**What to produce:**
Without including any pictures, write out all the entries exactly.

[Dataset rows about figures]
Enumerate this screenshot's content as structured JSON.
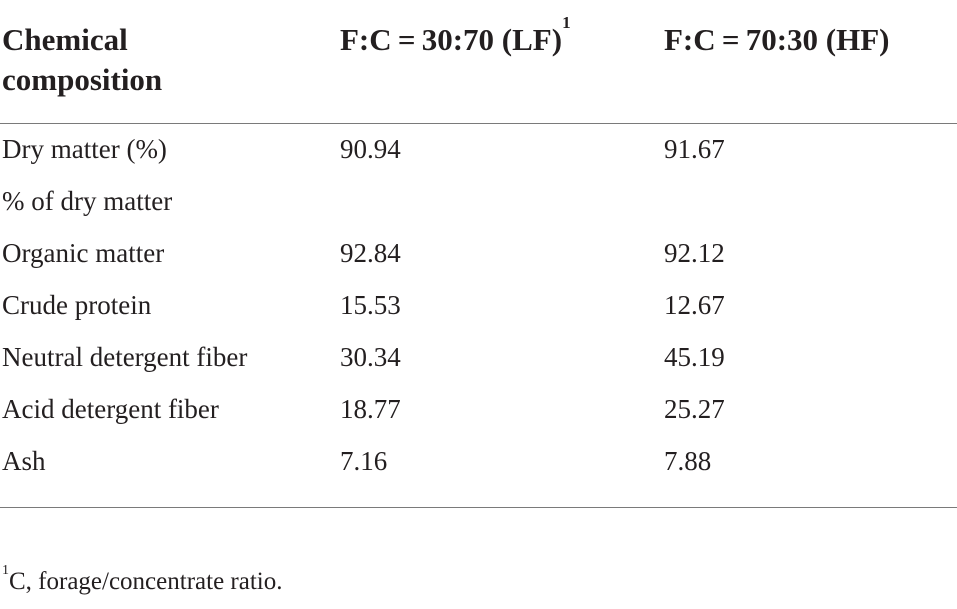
{
  "table": {
    "headers": [
      "Chemical composition",
      "F:C = 30:70 (LF)",
      "F:C = 70:30 (HF)"
    ],
    "header_1_sup": "1",
    "header_0_line1": "Chemical",
    "header_0_line2": "composition",
    "rows": [
      [
        "Dry matter (%)",
        "90.94",
        "91.67"
      ],
      [
        "% of dry matter",
        "",
        ""
      ],
      [
        "Organic matter",
        "92.84",
        "92.12"
      ],
      [
        "Crude protein",
        "15.53",
        "12.67"
      ],
      [
        "Neutral detergent fiber",
        "30.34",
        "45.19"
      ],
      [
        "Acid detergent fiber",
        "18.77",
        "25.27"
      ],
      [
        "Ash",
        "7.16",
        "7.88"
      ]
    ]
  },
  "footnote": {
    "marker": "1",
    "text": "C, forage/concentrate ratio."
  },
  "colors": {
    "text": "#231f20",
    "rule": "#7a7a7a"
  }
}
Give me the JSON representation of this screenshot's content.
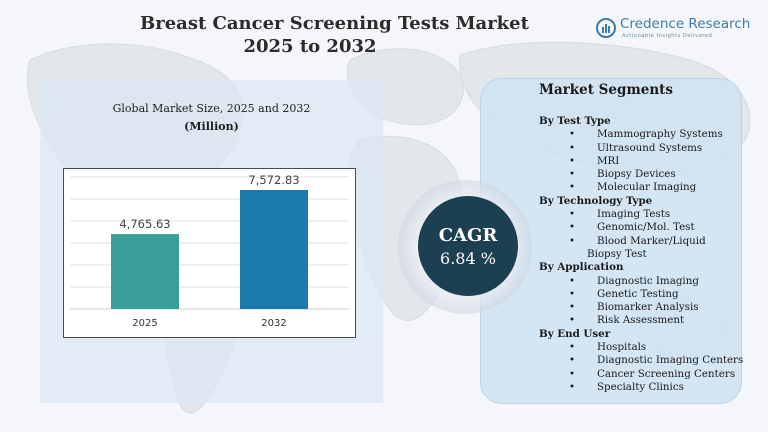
{
  "header": {
    "title_line1": "Breast Cancer Screening Tests Market",
    "title_line2": "2025 to 2032"
  },
  "logo": {
    "name": "Credence Research",
    "tagline": "Actionable Insights Delivered"
  },
  "colors": {
    "bar_2025": "#3a9e9b",
    "bar_2032": "#1a7aab",
    "cagr_bg": "#1d3f52",
    "panel_left": "#dbe7f4",
    "panel_right": "#d0e3f2"
  },
  "chart_data": {
    "type": "bar",
    "title": "Global Market Size, 2025 and 2032",
    "subtitle": "(Million)",
    "categories": [
      "2025",
      "2032"
    ],
    "values": [
      4765.63,
      7572.83
    ],
    "value_labels": [
      "4,765.63",
      "7,572.83"
    ],
    "ylim": [
      0,
      8400
    ],
    "grid": true,
    "xlabel": "",
    "ylabel": ""
  },
  "cagr": {
    "label": "CAGR",
    "value": "6.84 %"
  },
  "segments": {
    "title": "Market Segments",
    "groups": [
      {
        "heading": "By Test Type",
        "items": [
          "Mammography Systems",
          "Ultrasound Systems",
          "MRI",
          "Biopsy Devices",
          "Molecular Imaging"
        ]
      },
      {
        "heading": "By Technology Type",
        "items": [
          "Imaging Tests",
          "Genomic/Mol. Test",
          "Blood Marker/Liquid Biopsy Test"
        ]
      },
      {
        "heading": "By Application",
        "items": [
          "Diagnostic Imaging",
          "Genetic Testing",
          "Biomarker Analysis",
          "Risk Assessment"
        ]
      },
      {
        "heading": "By End User",
        "items": [
          "Hospitals",
          "Diagnostic Imaging Centers",
          "Cancer Screening Centers",
          "Specialty Clinics"
        ]
      }
    ],
    "bullet": "•"
  }
}
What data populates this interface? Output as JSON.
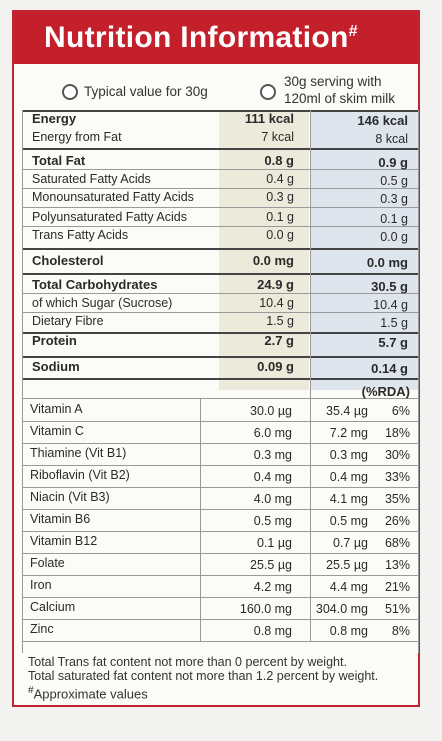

**Final answer:**
Enumerate this screenshot's content as structured JSON.
{
  "table": {
    "headers": [
      "Chemical composition",
      "F:C = 30:70 (LF)",
      "F:C = 70:30 (HF)"
    ],
    "header_1_sup": "1",
    "header_0_line1": "Chemical",
    "header_0_line2": "composition",
    "rows": [
      [
        "Dry matter (%)",
        "90.94",
        "91.67"
      ],
      [
        "% of dry matter",
        "",
        ""
      ],
      [
        "Organic matter",
        "92.84",
        "92.12"
      ],
      [
        "Crude protein",
        "15.53",
        "12.67"
      ],
      [
        "Neutral detergent fiber",
        "30.34",
        "45.19"
      ],
      [
        "Acid detergent fiber",
        "18.77",
        "25.27"
      ],
      [
        "Ash",
        "7.16",
        "7.88"
      ]
    ]
  },
  "footnote": {
    "marker": "1",
    "text": "C, forage/concentrate ratio."
  },
  "colors": {
    "text": "#231f20",
    "rule": "#7a7a7a"
  }
}
Give me the JSON representation of this screenshot's content.
{
  "header": {
    "title_line1": "Breast Cancer Screening Tests Market",
    "title_line2": "2025 to 2032"
  },
  "logo": {
    "name": "Credence Research",
    "tagline": "Actionable Insights Delivered"
  },
  "colors": {
    "bar_2025": "#3a9e9b",
    "bar_2032": "#1a7aab",
    "cagr_bg": "#1d3f52",
    "panel_left": "#dbe7f4",
    "panel_right": "#d0e3f2"
  },
  "chart_data": {
    "type": "bar",
    "title": "Global Market Size, 2025 and 2032",
    "subtitle": "(Million)",
    "categories": [
      "2025",
      "2032"
    ],
    "values": [
      4765.63,
      7572.83
    ],
    "value_labels": [
      "4,765.63",
      "7,572.83"
    ],
    "ylim": [
      0,
      8400
    ],
    "grid": true,
    "xlabel": "",
    "ylabel": ""
  },
  "cagr": {
    "label": "CAGR",
    "value": "6.84 %"
  },
  "segments": {
    "title": "Market Segments",
    "groups": [
      {
        "heading": "By Test Type",
        "items": [
          "Mammography Systems",
          "Ultrasound Systems",
          "MRI",
          "Biopsy Devices",
          "Molecular Imaging"
        ]
      },
      {
        "heading": "By Technology Type",
        "items": [
          "Imaging Tests",
          "Genomic/Mol. Test",
          "Blood Marker/Liquid Biopsy Test"
        ]
      },
      {
        "heading": "By Application",
        "items": [
          "Diagnostic Imaging",
          "Genetic Testing",
          "Biomarker Analysis",
          "Risk Assessment"
        ]
      },
      {
        "heading": "By End User",
        "items": [
          "Hospitals",
          "Diagnostic Imaging Centers",
          "Cancer Screening Centers",
          "Specialty Clinics"
        ]
      }
    ],
    "bullet": "•"
  }
}
What data populates this interface? Output as JSON.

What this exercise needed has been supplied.